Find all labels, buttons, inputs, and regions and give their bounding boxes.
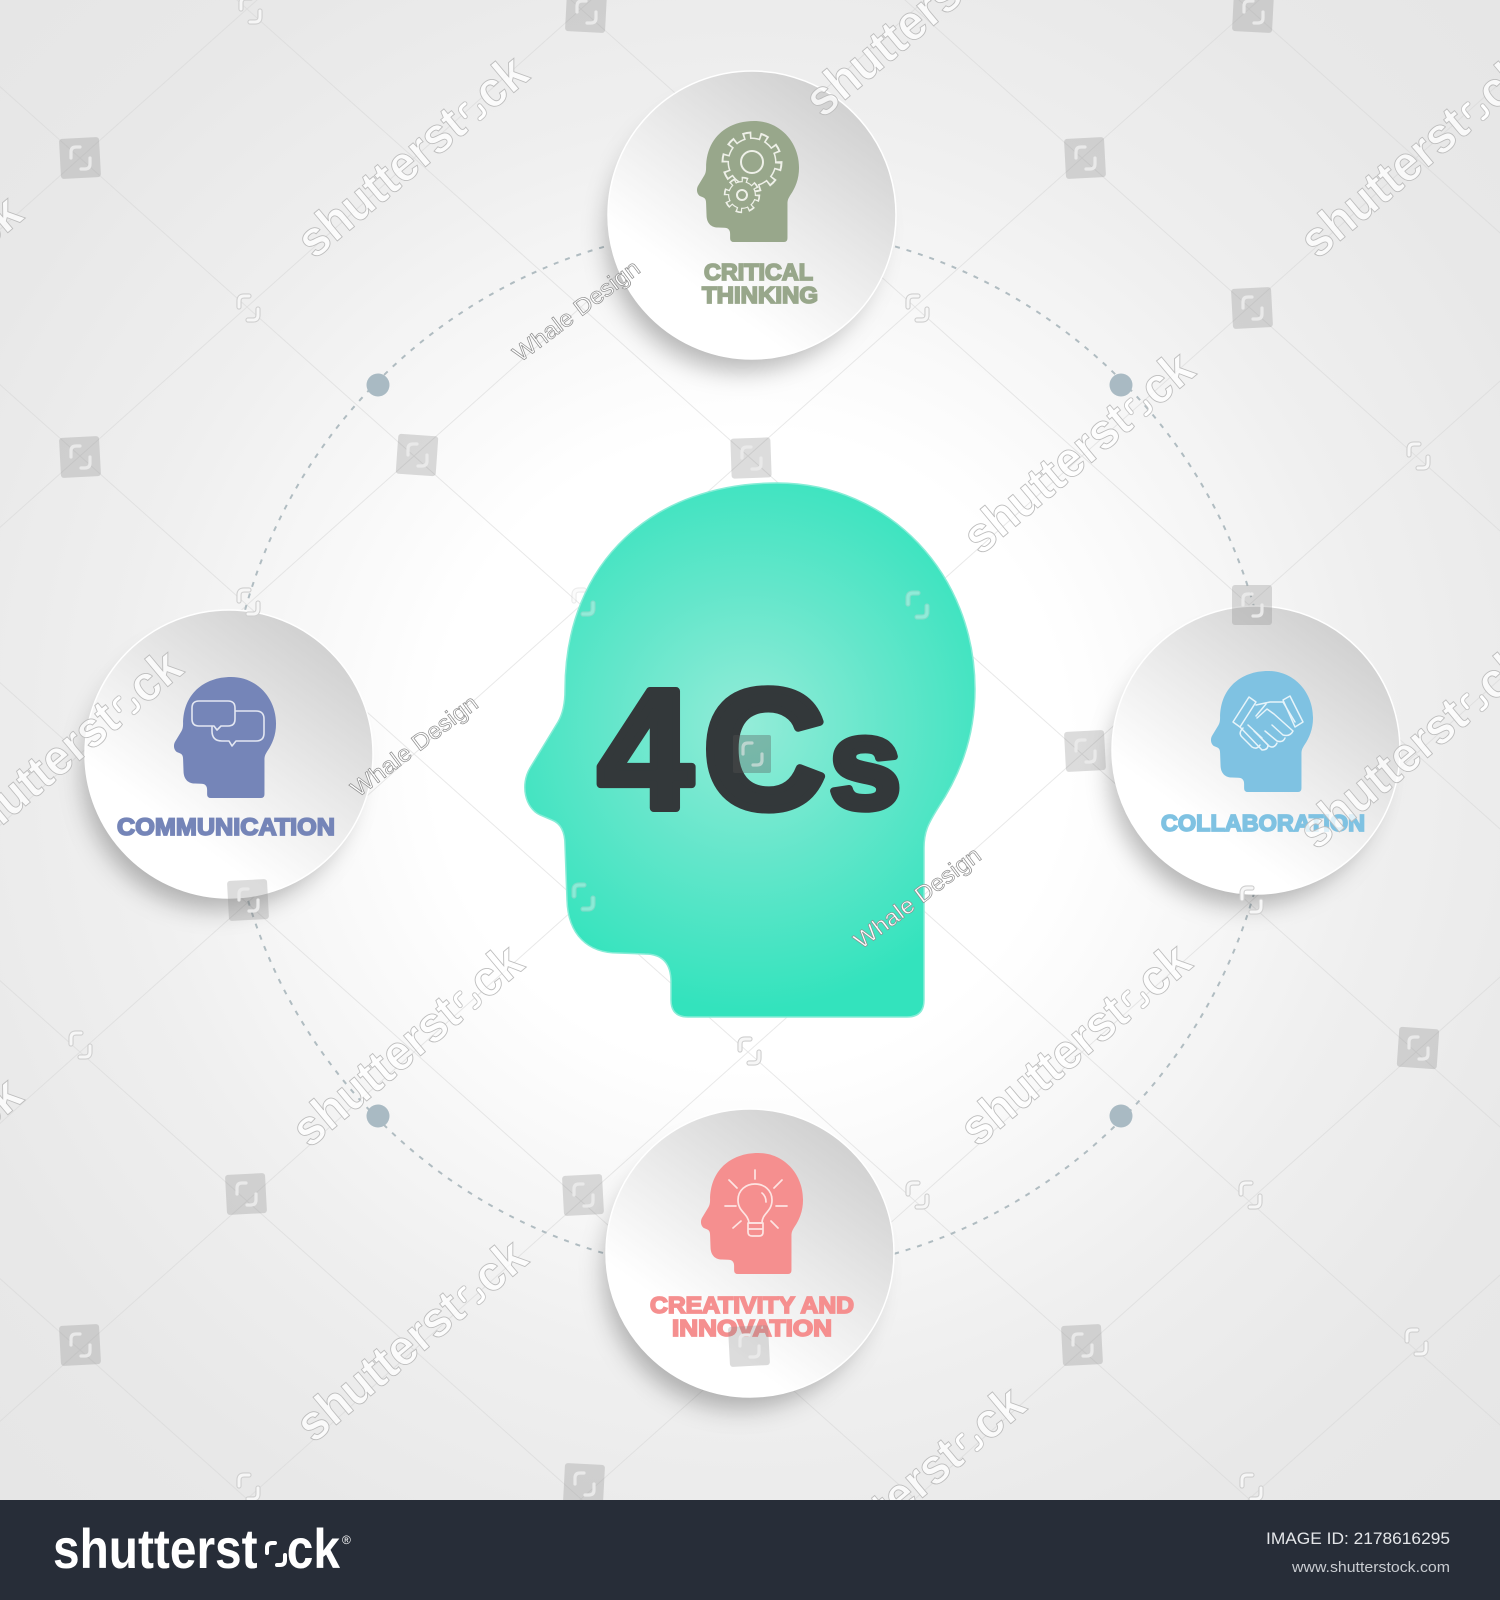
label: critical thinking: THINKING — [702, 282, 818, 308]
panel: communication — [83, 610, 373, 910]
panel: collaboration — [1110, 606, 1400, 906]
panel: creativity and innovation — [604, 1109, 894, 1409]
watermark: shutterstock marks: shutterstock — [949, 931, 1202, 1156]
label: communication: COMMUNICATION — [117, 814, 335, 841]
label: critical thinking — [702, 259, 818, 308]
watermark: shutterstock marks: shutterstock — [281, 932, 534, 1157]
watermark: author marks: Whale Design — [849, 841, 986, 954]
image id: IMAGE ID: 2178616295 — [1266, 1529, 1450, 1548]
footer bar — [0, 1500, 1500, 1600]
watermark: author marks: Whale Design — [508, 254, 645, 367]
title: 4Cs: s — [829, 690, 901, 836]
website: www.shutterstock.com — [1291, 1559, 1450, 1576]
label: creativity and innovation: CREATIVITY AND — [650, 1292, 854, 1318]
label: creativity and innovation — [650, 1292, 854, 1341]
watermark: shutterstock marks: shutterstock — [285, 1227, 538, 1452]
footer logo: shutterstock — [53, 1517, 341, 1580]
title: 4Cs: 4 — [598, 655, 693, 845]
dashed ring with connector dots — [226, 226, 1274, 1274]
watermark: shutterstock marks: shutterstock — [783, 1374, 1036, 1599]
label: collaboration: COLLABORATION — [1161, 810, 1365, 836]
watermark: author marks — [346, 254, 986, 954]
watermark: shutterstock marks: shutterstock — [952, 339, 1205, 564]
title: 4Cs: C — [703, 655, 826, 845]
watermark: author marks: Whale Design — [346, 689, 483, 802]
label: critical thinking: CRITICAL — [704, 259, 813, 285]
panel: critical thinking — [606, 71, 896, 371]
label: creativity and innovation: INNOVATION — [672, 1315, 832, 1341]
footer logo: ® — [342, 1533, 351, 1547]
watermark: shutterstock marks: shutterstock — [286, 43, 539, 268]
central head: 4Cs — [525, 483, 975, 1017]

+===+

Copy out the records above word for word, omitting the picture.

» Complete output
Find all labels, buttons, inputs, and regions and give their bounding boxes.
label: critical thinking: THINKING — [702, 282, 818, 308]
panel: communication — [83, 610, 373, 910]
panel: collaboration — [1110, 606, 1400, 906]
panel: creativity and innovation — [604, 1109, 894, 1409]
watermark: shutterstock marks: shutterstock — [949, 931, 1202, 1156]
label: communication: COMMUNICATION — [117, 814, 335, 841]
label: critical thinking — [702, 259, 818, 308]
watermark: shutterstock marks: shutterstock — [281, 932, 534, 1157]
watermark: author marks: Whale Design — [849, 841, 986, 954]
image id: IMAGE ID: 2178616295 — [1266, 1529, 1450, 1548]
footer bar — [0, 1500, 1500, 1600]
watermark: author marks: Whale Design — [508, 254, 645, 367]
title: 4Cs: s — [829, 690, 901, 836]
website: www.shutterstock.com — [1291, 1559, 1450, 1576]
label: creativity and innovation: CREATIVITY AND — [650, 1292, 854, 1318]
label: creativity and innovation — [650, 1292, 854, 1341]
watermark: shutterstock marks: shutterstock — [285, 1227, 538, 1452]
footer logo: shutterstock — [53, 1517, 341, 1580]
title: 4Cs: 4 — [598, 655, 693, 845]
dashed ring with connector dots — [226, 226, 1274, 1274]
watermark: shutterstock marks: shutterstock — [783, 1374, 1036, 1599]
label: collaboration: COLLABORATION — [1161, 810, 1365, 836]
watermark: author marks — [346, 254, 986, 954]
watermark: shutterstock marks: shutterstock — [952, 339, 1205, 564]
title: 4Cs: C — [703, 655, 826, 845]
watermark: author marks: Whale Design — [346, 689, 483, 802]
label: critical thinking: CRITICAL — [704, 259, 813, 285]
panel: critical thinking — [606, 71, 896, 371]
label: creativity and innovation: INNOVATION — [672, 1315, 832, 1341]
footer logo: ® — [342, 1533, 351, 1547]
watermark: shutterstock marks: shutterstock — [286, 43, 539, 268]
central head: 4Cs — [525, 483, 975, 1017]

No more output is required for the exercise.